Task statement: Every entry must be echoed exactly.

Records for this task:
[Start]

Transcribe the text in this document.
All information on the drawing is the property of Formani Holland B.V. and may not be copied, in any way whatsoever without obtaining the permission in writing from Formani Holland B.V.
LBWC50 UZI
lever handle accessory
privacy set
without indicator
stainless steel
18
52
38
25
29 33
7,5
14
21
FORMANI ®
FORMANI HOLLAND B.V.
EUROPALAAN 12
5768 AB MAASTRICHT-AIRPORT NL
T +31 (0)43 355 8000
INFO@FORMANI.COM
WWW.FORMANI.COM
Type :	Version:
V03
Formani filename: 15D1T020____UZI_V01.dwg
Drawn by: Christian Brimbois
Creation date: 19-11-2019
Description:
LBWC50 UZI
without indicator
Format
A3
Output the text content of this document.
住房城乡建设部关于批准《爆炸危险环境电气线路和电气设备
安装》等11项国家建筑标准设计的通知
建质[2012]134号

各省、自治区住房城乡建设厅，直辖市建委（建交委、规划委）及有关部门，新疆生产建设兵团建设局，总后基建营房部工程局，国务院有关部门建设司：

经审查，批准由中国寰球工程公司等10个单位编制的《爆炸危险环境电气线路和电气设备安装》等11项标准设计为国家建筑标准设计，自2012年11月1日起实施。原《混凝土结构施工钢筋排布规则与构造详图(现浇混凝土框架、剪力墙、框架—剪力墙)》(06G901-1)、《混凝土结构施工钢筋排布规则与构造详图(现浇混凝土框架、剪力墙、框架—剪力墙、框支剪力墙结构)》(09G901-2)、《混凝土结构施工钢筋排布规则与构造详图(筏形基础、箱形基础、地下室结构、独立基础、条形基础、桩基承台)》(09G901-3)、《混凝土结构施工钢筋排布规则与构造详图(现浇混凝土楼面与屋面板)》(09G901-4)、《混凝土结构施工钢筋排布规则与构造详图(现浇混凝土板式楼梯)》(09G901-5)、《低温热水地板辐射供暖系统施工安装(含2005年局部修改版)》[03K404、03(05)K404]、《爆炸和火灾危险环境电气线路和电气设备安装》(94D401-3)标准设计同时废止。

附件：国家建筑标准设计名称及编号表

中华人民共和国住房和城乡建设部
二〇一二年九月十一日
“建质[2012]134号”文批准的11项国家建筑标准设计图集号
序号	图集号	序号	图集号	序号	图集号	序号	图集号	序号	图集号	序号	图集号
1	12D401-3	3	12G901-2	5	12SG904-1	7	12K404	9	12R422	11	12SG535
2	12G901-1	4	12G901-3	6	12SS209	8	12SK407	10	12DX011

[End]

Exercise output:
Transcribe the text in this document.
All information on the drawing is the property of Formani Holland B.V. and may not be copied, in any way whatsoever without obtaining the permission in writing from Formani Holland B.V.
LBWC50 UZI
lever handle accessory
privacy set
without indicator
stainless steel
18
52
38
25
29 33
7,5
14
21
FORMANI ®
FORMANI HOLLAND B.V.
EUROPALAAN 12
5768 AB MAASTRICHT-AIRPORT NL
T +31 (0)43 355 8000
INFO@FORMANI.COM
WWW.FORMANI.COM
Type :	Version:
V03
Formani filename: 15D1T020____UZI_V01.dwg
Drawn by: Christian Brimbois
Creation date: 19-11-2019
Description:
LBWC50 UZI
without indicator
Format
A3
Output the text content of this document.
住房城乡建设部关于批准《爆炸危险环境电气线路和电气设备
安装》等11项国家建筑标准设计的通知
建质[2012]134号

各省、自治区住房城乡建设厅，直辖市建委（建交委、规划委）及有关部门，新疆生产建设兵团建设局，总后基建营房部工程局，国务院有关部门建设司：

经审查，批准由中国寰球工程公司等10个单位编制的《爆炸危险环境电气线路和电气设备安装》等11项标准设计为国家建筑标准设计，自2012年11月1日起实施。原《混凝土结构施工钢筋排布规则与构造详图(现浇混凝土框架、剪力墙、框架—剪力墙)》(06G901-1)、《混凝土结构施工钢筋排布规则与构造详图(现浇混凝土框架、剪力墙、框架—剪力墙、框支剪力墙结构)》(09G901-2)、《混凝土结构施工钢筋排布规则与构造详图(筏形基础、箱形基础、地下室结构、独立基础、条形基础、桩基承台)》(09G901-3)、《混凝土结构施工钢筋排布规则与构造详图(现浇混凝土楼面与屋面板)》(09G901-4)、《混凝土结构施工钢筋排布规则与构造详图(现浇混凝土板式楼梯)》(09G901-5)、《低温热水地板辐射供暖系统施工安装(含2005年局部修改版)》[03K404、03(05)K404]、《爆炸和火灾危险环境电气线路和电气设备安装》(94D401-3)标准设计同时废止。

附件：国家建筑标准设计名称及编号表

中华人民共和国住房和城乡建设部
二〇一二年九月十一日
“建质[2012]134号”文批准的11项国家建筑标准设计图集号
序号	图集号	序号	图集号	序号	图集号	序号	图集号	序号	图集号	序号	图集号
1	12D401-3	3	12G901-2	5	12SG904-1	7	12K404	9	12R422	11	12SG535
2	12G901-1	4	12G901-3	6	12SS209	8	12SK407	10	12DX011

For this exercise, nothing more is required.